### RECORDS FOR THIS EXERCISE:
↓↓↓
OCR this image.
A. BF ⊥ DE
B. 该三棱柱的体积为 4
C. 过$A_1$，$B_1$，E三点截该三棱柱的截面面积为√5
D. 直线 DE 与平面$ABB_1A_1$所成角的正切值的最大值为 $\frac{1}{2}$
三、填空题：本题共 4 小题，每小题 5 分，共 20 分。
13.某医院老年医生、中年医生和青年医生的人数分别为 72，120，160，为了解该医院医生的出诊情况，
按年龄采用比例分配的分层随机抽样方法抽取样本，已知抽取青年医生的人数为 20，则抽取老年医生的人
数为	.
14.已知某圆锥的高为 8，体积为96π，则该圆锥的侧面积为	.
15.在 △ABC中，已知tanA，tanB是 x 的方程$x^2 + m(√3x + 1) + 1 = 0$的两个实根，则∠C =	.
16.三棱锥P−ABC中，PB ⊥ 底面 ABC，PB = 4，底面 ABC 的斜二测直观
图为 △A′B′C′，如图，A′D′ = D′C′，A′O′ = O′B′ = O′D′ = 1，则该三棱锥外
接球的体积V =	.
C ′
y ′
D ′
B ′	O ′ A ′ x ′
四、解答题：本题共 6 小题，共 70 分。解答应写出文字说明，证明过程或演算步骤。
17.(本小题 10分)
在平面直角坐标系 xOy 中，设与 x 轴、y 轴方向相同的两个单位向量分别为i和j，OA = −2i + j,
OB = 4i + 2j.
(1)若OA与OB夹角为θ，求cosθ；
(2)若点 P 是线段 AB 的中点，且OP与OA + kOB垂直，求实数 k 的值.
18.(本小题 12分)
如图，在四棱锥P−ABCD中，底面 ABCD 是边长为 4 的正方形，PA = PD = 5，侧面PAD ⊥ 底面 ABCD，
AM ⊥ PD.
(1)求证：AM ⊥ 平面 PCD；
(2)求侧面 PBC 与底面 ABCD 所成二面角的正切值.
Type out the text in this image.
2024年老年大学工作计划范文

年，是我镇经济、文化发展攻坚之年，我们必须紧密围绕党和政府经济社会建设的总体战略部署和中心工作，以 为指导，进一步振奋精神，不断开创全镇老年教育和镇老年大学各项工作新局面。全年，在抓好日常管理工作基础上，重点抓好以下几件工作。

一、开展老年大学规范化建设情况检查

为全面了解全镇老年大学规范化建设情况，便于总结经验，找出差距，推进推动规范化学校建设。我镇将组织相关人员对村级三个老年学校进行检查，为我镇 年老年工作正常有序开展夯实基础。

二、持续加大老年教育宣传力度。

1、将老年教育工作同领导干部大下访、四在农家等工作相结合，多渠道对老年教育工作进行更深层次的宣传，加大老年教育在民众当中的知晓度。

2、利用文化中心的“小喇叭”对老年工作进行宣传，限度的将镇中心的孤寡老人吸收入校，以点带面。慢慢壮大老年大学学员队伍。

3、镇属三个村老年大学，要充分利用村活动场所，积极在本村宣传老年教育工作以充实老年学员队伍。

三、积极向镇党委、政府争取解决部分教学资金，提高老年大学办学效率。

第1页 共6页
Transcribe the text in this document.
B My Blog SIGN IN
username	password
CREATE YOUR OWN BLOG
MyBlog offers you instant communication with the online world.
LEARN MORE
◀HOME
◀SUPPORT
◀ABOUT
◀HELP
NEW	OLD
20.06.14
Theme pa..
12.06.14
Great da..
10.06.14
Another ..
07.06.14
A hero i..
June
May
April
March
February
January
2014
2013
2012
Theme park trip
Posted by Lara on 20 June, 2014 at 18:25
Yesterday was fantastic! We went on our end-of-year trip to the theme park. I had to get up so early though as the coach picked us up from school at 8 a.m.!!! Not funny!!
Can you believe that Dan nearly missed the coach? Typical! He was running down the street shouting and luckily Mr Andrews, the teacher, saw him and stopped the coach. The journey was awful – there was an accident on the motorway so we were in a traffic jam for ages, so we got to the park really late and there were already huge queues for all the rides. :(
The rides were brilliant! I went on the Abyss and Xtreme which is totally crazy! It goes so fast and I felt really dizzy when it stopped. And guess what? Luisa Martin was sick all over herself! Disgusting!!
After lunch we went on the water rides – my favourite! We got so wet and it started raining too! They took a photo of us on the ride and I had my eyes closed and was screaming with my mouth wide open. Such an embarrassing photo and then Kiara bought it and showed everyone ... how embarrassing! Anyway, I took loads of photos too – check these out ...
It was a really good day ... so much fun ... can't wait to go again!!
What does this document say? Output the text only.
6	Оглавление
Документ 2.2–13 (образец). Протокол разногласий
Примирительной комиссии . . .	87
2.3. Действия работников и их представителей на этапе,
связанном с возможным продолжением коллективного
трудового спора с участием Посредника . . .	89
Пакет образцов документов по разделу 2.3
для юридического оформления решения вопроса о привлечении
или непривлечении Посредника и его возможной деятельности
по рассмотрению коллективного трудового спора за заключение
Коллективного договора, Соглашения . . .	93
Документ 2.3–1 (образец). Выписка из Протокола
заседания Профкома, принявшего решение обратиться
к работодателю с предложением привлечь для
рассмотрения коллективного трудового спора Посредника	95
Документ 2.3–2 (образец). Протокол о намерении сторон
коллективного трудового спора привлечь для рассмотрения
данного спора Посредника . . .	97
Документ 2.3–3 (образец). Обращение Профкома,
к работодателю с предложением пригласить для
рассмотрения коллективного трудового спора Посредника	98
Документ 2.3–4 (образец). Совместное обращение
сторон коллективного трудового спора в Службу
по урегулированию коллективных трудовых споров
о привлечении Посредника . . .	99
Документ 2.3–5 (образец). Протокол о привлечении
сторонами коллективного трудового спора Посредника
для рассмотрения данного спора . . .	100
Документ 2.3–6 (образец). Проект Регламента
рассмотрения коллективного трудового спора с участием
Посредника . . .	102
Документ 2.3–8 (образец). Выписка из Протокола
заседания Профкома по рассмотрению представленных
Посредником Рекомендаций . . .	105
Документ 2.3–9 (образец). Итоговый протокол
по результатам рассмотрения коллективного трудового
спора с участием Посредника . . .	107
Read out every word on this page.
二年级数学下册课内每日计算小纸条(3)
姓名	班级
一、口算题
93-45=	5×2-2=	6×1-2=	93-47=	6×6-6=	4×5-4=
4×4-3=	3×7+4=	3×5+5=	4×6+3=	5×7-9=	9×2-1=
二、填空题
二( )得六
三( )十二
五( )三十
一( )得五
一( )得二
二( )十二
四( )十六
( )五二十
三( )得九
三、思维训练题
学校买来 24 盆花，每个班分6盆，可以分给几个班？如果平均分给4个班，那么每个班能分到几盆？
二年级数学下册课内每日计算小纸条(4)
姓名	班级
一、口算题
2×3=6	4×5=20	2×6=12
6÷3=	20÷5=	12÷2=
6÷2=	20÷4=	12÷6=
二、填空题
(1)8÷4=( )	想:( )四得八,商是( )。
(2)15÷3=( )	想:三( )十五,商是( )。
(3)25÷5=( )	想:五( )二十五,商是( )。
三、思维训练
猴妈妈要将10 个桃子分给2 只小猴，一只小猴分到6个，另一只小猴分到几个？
↑↑↑
### WHAT TO DO:
Count each line of the data where the word "участием" appears, then reply with the total only.

### WRITTEN RESPONSE:
3